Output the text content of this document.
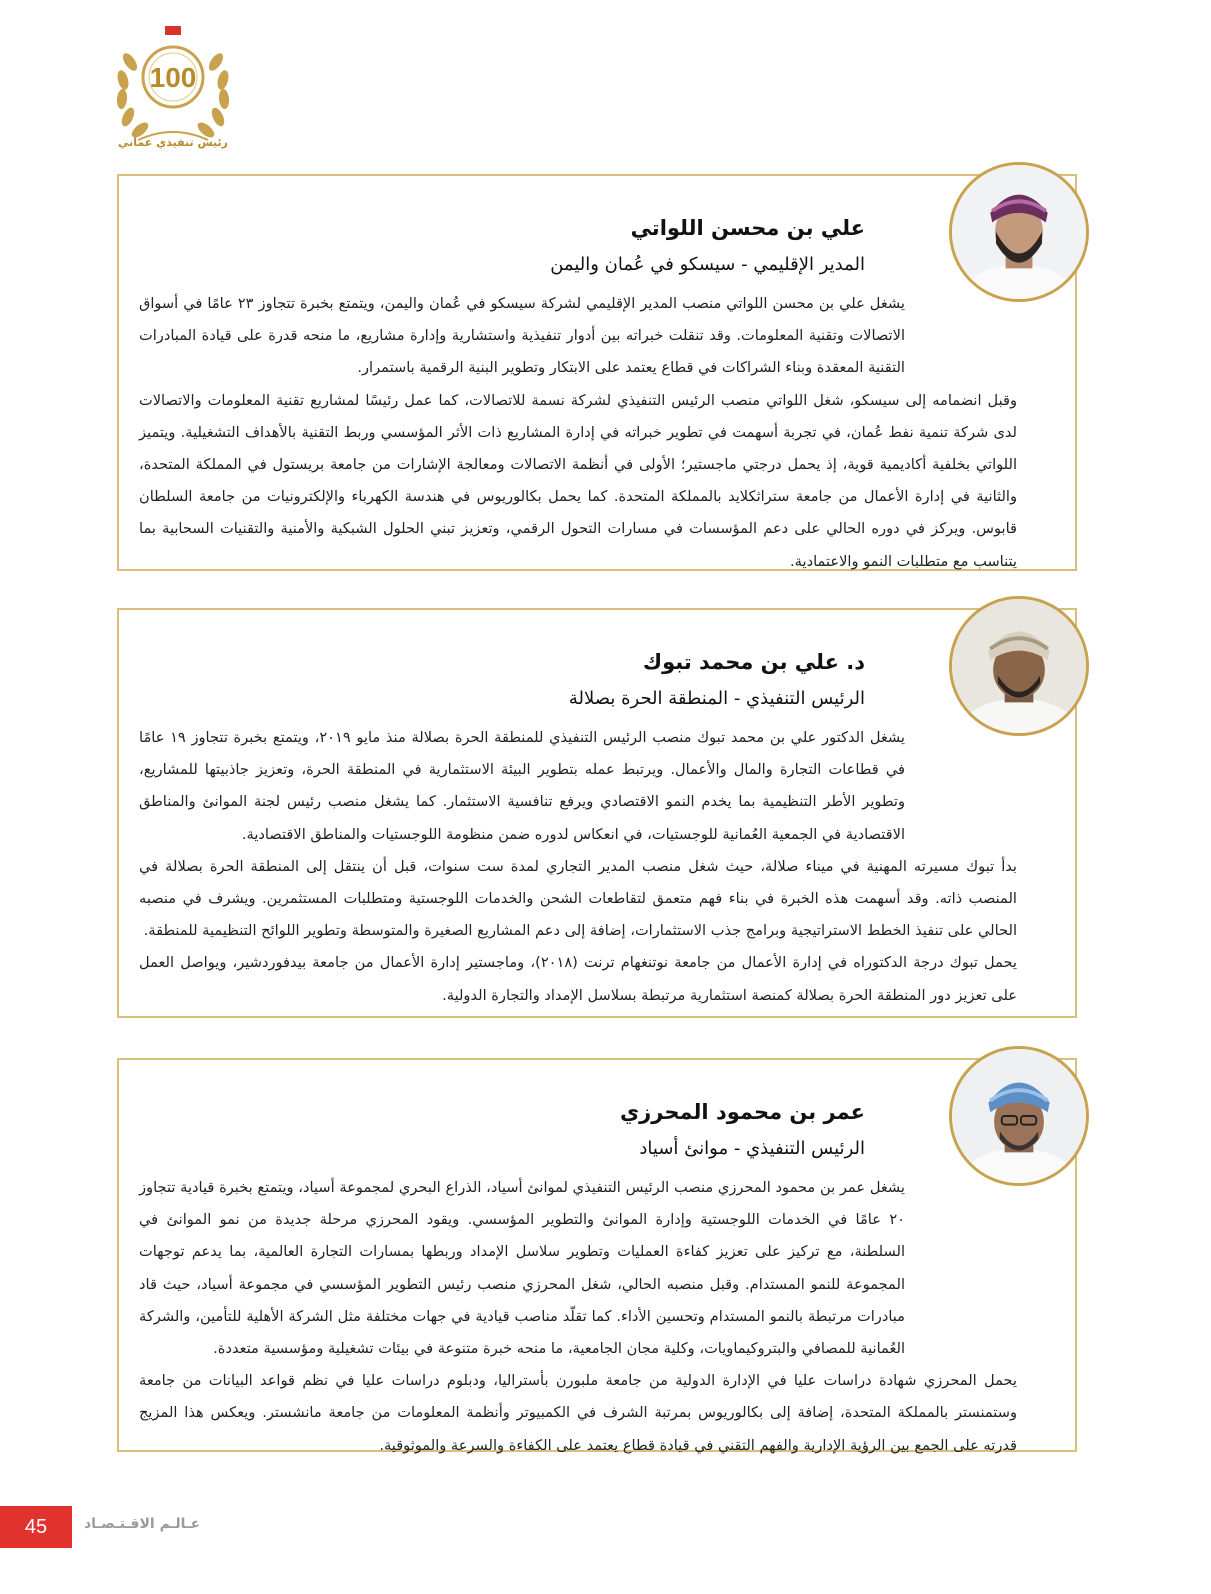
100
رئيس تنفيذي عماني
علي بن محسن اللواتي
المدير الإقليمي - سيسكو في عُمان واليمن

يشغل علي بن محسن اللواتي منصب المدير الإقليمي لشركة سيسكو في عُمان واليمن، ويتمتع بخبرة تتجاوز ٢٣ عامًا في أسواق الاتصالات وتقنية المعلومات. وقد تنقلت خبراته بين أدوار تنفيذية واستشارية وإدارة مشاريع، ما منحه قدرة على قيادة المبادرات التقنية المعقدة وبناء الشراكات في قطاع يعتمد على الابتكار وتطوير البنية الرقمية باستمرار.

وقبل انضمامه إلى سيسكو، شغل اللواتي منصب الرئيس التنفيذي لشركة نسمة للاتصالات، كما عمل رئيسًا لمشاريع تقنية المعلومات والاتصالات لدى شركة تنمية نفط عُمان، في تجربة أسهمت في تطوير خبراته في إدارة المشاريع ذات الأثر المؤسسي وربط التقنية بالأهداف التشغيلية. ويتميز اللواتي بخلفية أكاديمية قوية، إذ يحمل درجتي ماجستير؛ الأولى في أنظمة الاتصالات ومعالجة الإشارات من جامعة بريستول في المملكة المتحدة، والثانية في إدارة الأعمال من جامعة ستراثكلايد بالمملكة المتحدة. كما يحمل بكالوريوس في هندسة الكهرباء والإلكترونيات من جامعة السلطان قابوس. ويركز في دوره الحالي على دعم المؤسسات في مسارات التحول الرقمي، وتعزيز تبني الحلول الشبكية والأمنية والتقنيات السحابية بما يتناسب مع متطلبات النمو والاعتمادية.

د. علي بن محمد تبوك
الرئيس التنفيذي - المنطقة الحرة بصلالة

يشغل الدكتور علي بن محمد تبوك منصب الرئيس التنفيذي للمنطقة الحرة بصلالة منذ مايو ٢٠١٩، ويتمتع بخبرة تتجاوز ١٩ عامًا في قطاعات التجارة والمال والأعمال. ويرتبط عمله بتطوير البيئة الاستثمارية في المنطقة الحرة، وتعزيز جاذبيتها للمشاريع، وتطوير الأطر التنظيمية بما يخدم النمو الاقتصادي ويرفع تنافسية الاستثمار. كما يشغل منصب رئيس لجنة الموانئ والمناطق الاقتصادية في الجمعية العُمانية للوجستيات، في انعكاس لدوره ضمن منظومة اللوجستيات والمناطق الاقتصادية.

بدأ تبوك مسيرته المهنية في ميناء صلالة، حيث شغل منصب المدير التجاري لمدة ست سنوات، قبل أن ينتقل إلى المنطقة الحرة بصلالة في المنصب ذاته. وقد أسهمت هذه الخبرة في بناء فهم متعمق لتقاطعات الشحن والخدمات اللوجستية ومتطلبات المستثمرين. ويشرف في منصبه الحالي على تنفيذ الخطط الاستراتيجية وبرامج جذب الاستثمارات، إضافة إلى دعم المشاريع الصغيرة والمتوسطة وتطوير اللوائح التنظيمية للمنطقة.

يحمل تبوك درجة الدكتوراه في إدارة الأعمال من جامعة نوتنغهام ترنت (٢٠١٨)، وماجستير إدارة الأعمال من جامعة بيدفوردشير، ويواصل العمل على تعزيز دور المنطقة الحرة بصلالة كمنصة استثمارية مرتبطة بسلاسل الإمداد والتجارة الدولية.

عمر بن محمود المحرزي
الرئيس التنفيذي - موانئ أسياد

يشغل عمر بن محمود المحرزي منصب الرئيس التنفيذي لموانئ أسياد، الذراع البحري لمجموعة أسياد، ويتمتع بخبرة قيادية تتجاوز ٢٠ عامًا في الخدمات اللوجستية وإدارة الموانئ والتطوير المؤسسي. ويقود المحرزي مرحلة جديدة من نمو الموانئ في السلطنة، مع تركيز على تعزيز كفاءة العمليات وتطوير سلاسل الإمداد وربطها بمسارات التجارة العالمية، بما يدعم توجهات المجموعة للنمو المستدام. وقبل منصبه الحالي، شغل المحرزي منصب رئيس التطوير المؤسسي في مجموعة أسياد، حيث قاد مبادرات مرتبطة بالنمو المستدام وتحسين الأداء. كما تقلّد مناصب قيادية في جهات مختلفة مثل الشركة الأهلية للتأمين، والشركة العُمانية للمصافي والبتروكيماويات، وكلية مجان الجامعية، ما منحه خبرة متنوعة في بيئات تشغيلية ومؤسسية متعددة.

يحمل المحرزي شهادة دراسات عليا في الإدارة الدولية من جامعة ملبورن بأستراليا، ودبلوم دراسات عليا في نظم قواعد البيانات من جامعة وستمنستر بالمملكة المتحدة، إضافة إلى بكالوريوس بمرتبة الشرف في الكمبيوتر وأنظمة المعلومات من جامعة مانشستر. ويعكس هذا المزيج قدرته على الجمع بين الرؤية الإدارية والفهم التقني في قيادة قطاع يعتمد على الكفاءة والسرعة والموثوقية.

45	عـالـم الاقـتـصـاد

* * *

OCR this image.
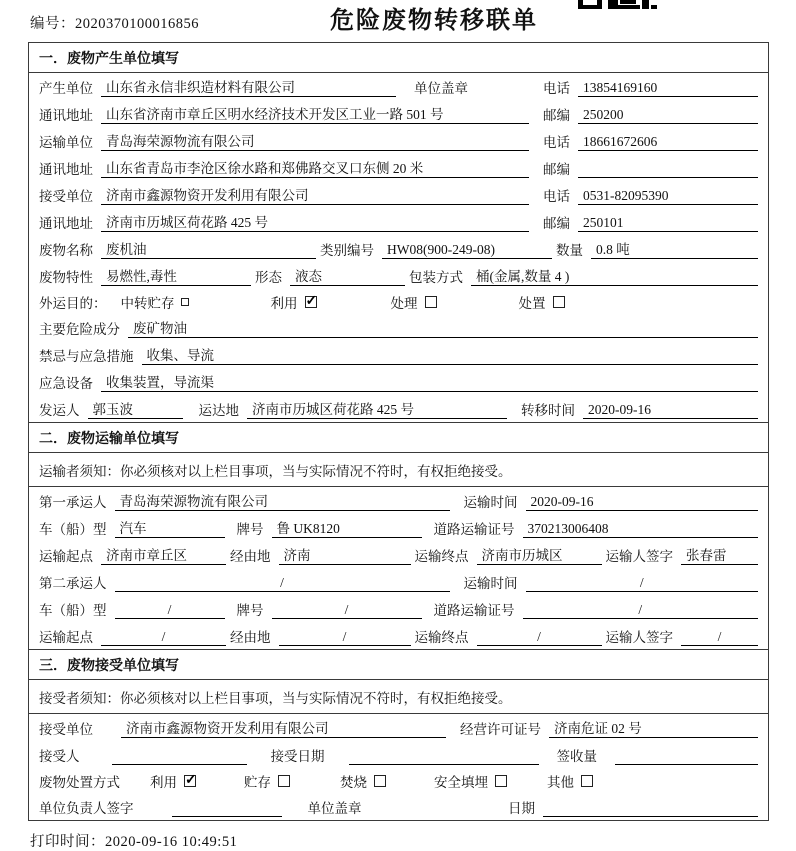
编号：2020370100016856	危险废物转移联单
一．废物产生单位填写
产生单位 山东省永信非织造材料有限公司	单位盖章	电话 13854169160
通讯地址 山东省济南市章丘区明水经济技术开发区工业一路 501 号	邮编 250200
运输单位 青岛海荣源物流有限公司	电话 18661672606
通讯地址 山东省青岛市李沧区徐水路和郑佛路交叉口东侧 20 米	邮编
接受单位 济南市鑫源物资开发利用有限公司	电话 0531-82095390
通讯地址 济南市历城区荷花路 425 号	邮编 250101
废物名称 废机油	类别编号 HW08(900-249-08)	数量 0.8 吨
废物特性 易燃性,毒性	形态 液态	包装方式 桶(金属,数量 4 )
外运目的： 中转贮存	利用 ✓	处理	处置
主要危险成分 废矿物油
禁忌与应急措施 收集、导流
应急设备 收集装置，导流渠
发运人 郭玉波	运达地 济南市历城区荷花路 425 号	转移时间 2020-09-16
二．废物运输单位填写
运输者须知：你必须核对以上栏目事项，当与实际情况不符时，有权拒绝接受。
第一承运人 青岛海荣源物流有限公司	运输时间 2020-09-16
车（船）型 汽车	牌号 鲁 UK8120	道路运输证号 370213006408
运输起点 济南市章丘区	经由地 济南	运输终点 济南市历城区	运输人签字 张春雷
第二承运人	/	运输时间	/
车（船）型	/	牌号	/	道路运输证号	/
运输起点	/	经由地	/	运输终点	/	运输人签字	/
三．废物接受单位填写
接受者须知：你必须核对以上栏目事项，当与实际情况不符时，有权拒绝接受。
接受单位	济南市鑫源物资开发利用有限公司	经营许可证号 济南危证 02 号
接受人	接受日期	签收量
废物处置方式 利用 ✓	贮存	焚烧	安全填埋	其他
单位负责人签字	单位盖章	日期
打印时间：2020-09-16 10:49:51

...

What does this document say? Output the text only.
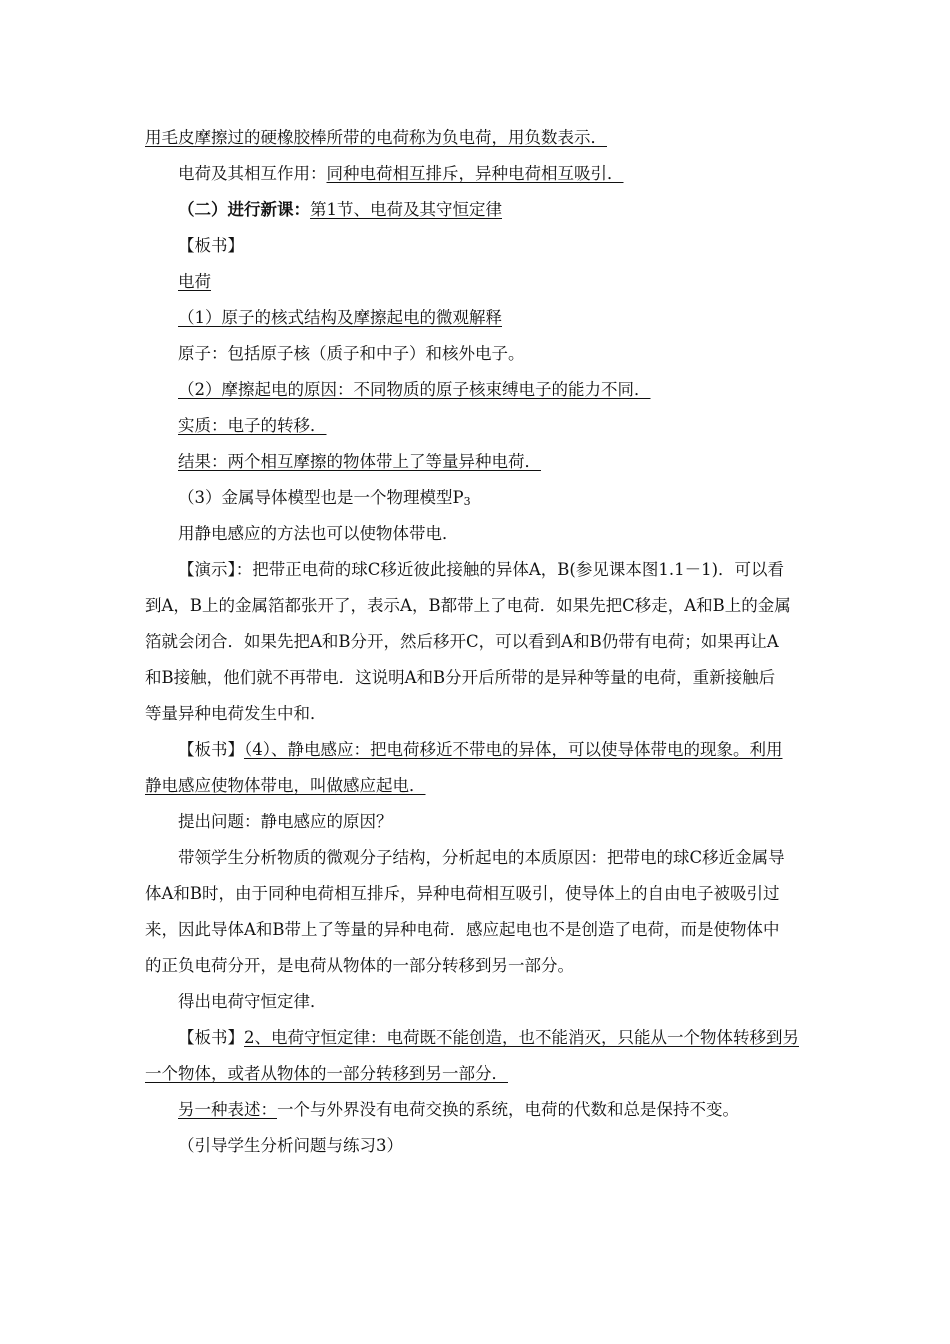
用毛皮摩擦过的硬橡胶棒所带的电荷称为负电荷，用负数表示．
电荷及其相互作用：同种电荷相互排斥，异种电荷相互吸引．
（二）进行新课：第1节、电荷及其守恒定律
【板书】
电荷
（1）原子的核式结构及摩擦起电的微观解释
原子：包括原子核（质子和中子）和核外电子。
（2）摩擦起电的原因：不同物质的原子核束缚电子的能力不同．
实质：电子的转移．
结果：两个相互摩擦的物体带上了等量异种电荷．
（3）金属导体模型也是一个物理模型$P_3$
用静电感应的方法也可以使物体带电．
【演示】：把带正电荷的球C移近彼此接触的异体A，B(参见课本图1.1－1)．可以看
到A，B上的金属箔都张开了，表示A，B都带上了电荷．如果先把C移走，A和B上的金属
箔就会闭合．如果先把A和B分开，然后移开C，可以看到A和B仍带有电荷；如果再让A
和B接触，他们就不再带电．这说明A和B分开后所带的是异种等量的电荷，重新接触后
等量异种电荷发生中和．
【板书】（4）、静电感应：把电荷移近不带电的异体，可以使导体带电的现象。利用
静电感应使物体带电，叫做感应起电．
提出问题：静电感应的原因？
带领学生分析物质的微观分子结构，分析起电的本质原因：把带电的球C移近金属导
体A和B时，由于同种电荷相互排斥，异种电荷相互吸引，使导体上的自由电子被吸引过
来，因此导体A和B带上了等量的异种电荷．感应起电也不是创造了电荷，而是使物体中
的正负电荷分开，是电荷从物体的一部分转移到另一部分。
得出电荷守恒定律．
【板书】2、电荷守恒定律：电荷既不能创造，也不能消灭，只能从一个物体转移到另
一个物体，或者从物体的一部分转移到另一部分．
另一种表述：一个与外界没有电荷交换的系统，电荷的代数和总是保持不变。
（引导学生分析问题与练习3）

| TASK OBJECTIVE |
Return each line that includes "当与实际情况不符时".

| ANSWER FOR THIS EXERCISE |
运输者须知：你必须核对以上栏目事项，当与实际情况不符时，有权拒绝接受。
接受者须知：你必须核对以上栏目事项，当与实际情况不符时，有权拒绝接受。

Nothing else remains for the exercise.